[Collected data]

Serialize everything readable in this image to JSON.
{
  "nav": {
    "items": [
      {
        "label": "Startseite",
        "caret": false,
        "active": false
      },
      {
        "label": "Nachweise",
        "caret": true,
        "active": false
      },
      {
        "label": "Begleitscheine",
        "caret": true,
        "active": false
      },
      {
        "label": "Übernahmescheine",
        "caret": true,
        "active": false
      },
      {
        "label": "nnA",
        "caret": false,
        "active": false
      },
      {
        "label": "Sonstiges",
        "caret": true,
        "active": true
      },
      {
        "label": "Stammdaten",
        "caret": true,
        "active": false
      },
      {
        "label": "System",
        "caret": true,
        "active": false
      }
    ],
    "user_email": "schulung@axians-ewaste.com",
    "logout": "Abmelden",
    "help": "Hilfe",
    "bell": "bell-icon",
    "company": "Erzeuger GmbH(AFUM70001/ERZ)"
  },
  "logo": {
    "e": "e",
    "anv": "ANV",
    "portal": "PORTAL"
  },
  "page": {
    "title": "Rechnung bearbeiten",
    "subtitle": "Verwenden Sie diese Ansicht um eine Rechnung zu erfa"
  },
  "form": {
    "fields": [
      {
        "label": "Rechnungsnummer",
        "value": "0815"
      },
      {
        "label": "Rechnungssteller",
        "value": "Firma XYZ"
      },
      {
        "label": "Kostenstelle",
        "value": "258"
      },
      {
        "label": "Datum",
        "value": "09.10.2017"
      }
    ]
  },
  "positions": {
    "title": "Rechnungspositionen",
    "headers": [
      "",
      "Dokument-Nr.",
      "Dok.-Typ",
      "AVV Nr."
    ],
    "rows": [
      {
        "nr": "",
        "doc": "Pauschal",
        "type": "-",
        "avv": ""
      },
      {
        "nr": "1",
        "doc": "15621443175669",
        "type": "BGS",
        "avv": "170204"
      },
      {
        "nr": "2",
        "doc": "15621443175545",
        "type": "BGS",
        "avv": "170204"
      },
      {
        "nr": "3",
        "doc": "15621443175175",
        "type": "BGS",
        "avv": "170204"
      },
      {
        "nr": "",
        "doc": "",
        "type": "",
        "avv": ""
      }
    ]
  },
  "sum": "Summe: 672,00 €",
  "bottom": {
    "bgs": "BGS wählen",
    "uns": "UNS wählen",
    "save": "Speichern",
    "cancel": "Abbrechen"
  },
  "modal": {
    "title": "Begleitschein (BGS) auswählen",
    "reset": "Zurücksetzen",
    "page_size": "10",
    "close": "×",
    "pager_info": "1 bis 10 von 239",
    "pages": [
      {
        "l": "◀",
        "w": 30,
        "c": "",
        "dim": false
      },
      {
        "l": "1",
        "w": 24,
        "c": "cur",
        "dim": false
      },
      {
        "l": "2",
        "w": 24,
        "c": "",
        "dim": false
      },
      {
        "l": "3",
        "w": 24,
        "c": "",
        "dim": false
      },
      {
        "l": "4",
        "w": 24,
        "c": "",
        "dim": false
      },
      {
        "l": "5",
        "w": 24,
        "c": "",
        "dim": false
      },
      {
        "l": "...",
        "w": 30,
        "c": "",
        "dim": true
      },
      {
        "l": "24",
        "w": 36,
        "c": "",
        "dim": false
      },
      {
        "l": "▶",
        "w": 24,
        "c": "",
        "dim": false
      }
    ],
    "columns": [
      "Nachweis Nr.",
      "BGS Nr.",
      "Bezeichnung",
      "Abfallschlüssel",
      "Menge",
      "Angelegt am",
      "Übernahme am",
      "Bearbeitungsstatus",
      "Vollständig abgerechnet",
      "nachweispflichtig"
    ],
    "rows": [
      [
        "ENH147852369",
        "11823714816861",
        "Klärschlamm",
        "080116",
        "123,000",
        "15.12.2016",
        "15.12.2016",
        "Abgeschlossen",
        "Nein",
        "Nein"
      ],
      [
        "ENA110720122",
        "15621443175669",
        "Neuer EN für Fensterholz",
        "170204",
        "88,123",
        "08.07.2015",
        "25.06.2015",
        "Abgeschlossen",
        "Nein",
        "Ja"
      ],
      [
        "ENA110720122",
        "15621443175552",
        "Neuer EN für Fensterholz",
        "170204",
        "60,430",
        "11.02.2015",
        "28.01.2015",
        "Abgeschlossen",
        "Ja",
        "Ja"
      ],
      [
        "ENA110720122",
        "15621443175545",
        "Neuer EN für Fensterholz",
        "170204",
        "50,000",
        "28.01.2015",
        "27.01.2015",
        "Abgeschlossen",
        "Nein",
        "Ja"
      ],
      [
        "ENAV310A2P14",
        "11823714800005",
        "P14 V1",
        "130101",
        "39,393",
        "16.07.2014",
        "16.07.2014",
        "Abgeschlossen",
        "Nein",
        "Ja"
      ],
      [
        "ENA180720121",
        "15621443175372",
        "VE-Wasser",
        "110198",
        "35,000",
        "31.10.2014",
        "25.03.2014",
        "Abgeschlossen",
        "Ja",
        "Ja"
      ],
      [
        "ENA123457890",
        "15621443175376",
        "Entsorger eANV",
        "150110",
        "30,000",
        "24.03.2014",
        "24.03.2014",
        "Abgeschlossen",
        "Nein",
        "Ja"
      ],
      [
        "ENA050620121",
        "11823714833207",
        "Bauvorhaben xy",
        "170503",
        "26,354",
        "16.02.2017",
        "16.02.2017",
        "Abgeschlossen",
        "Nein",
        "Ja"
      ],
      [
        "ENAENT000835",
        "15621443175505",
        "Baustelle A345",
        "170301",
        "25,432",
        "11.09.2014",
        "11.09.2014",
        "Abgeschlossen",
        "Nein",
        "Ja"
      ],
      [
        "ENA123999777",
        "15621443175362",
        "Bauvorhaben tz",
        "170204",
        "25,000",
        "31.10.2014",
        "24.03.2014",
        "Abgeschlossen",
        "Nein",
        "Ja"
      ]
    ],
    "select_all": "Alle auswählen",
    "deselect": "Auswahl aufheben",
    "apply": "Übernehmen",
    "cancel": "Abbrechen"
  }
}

PROMPT: The data above must be returned in full, exactly as written.

EXERCISE OUTPUT:
Serialize everything readable in this image to JSON.
{
  "nav": {
    "items": [
      {
        "label": "Startseite",
        "caret": false,
        "active": false
      },
      {
        "label": "Nachweise",
        "caret": true,
        "active": false
      },
      {
        "label": "Begleitscheine",
        "caret": true,
        "active": false
      },
      {
        "label": "Übernahmescheine",
        "caret": true,
        "active": false
      },
      {
        "label": "nnA",
        "caret": false,
        "active": false
      },
      {
        "label": "Sonstiges",
        "caret": true,
        "active": true
      },
      {
        "label": "Stammdaten",
        "caret": true,
        "active": false
      },
      {
        "label": "System",
        "caret": true,
        "active": false
      }
    ],
    "user_email": "schulung@axians-ewaste.com",
    "logout": "Abmelden",
    "help": "Hilfe",
    "bell": "bell-icon",
    "company": "Erzeuger GmbH(AFUM70001/ERZ)"
  },
  "logo": {
    "e": "e",
    "anv": "ANV",
    "portal": "PORTAL"
  },
  "page": {
    "title": "Rechnung bearbeiten",
    "subtitle": "Verwenden Sie diese Ansicht um eine Rechnung zu erfa"
  },
  "form": {
    "fields": [
      {
        "label": "Rechnungsnummer",
        "value": "0815"
      },
      {
        "label": "Rechnungssteller",
        "value": "Firma XYZ"
      },
      {
        "label": "Kostenstelle",
        "value": "258"
      },
      {
        "label": "Datum",
        "value": "09.10.2017"
      }
    ]
  },
  "positions": {
    "title": "Rechnungspositionen",
    "headers": [
      "",
      "Dokument-Nr.",
      "Dok.-Typ",
      "AVV Nr."
    ],
    "rows": [
      {
        "nr": "",
        "doc": "Pauschal",
        "type": "-",
        "avv": ""
      },
      {
        "nr": "1",
        "doc": "15621443175669",
        "type": "BGS",
        "avv": "170204"
      },
      {
        "nr": "2",
        "doc": "15621443175545",
        "type": "BGS",
        "avv": "170204"
      },
      {
        "nr": "3",
        "doc": "15621443175175",
        "type": "BGS",
        "avv": "170204"
      },
      {
        "nr": "",
        "doc": "",
        "type": "",
        "avv": ""
      }
    ]
  },
  "sum": "Summe: 672,00 €",
  "bottom": {
    "bgs": "BGS wählen",
    "uns": "UNS wählen",
    "save": "Speichern",
    "cancel": "Abbrechen"
  },
  "modal": {
    "title": "Begleitschein (BGS) auswählen",
    "reset": "Zurücksetzen",
    "page_size": "10",
    "close": "×",
    "pager_info": "1 bis 10 von 239",
    "pages": [
      {
        "l": "◀",
        "w": 30,
        "c": "",
        "dim": false
      },
      {
        "l": "1",
        "w": 24,
        "c": "cur",
        "dim": false
      },
      {
        "l": "2",
        "w": 24,
        "c": "",
        "dim": false
      },
      {
        "l": "3",
        "w": 24,
        "c": "",
        "dim": false
      },
      {
        "l": "4",
        "w": 24,
        "c": "",
        "dim": false
      },
      {
        "l": "5",
        "w": 24,
        "c": "",
        "dim": false
      },
      {
        "l": "...",
        "w": 30,
        "c": "",
        "dim": true
      },
      {
        "l": "24",
        "w": 36,
        "c": "",
        "dim": false
      },
      {
        "l": "▶",
        "w": 24,
        "c": "",
        "dim": false
      }
    ],
    "columns": [
      "Nachweis Nr.",
      "BGS Nr.",
      "Bezeichnung",
      "Abfallschlüssel",
      "Menge",
      "Angelegt am",
      "Übernahme am",
      "Bearbeitungsstatus",
      "Vollständig abgerechnet",
      "nachweispflichtig"
    ],
    "rows": [
      [
        "ENH147852369",
        "11823714816861",
        "Klärschlamm",
        "080116",
        "123,000",
        "15.12.2016",
        "15.12.2016",
        "Abgeschlossen",
        "Nein",
        "Nein"
      ],
      [
        "ENA110720122",
        "15621443175669",
        "Neuer EN für Fensterholz",
        "170204",
        "88,123",
        "08.07.2015",
        "25.06.2015",
        "Abgeschlossen",
        "Nein",
        "Ja"
      ],
      [
        "ENA110720122",
        "15621443175552",
        "Neuer EN für Fensterholz",
        "170204",
        "60,430",
        "11.02.2015",
        "28.01.2015",
        "Abgeschlossen",
        "Ja",
        "Ja"
      ],
      [
        "ENA110720122",
        "15621443175545",
        "Neuer EN für Fensterholz",
        "170204",
        "50,000",
        "28.01.2015",
        "27.01.2015",
        "Abgeschlossen",
        "Nein",
        "Ja"
      ],
      [
        "ENAV310A2P14",
        "11823714800005",
        "P14 V1",
        "130101",
        "39,393",
        "16.07.2014",
        "16.07.2014",
        "Abgeschlossen",
        "Nein",
        "Ja"
      ],
      [
        "ENA180720121",
        "15621443175372",
        "VE-Wasser",
        "110198",
        "35,000",
        "31.10.2014",
        "25.03.2014",
        "Abgeschlossen",
        "Ja",
        "Ja"
      ],
      [
        "ENA123457890",
        "15621443175376",
        "Entsorger eANV",
        "150110",
        "30,000",
        "24.03.2014",
        "24.03.2014",
        "Abgeschlossen",
        "Nein",
        "Ja"
      ],
      [
        "ENA050620121",
        "11823714833207",
        "Bauvorhaben xy",
        "170503",
        "26,354",
        "16.02.2017",
        "16.02.2017",
        "Abgeschlossen",
        "Nein",
        "Ja"
      ],
      [
        "ENAENT000835",
        "15621443175505",
        "Baustelle A345",
        "170301",
        "25,432",
        "11.09.2014",
        "11.09.2014",
        "Abgeschlossen",
        "Nein",
        "Ja"
      ],
      [
        "ENA123999777",
        "15621443175362",
        "Bauvorhaben tz",
        "170204",
        "25,000",
        "31.10.2014",
        "24.03.2014",
        "Abgeschlossen",
        "Nein",
        "Ja"
      ]
    ],
    "select_all": "Alle auswählen",
    "deselect": "Auswahl aufheben",
    "apply": "Übernehmen",
    "cancel": "Abbrechen"
  }
}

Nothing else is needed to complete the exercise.